(Items listed in a dataset)

** begin **

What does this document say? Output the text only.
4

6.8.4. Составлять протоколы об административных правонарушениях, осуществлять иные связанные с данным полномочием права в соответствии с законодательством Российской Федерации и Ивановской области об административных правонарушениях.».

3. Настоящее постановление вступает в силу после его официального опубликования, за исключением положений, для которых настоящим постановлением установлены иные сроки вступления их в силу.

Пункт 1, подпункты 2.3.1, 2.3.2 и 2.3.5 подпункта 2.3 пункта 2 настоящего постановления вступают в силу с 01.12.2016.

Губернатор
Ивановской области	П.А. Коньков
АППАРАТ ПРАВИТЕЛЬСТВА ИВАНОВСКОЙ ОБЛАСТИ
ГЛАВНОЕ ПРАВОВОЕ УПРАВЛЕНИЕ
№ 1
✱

** end **

_What you should do:_ Work through the records above line by line and count those that hold the string "силу". Give only the result.

_Exercise answer:_ 2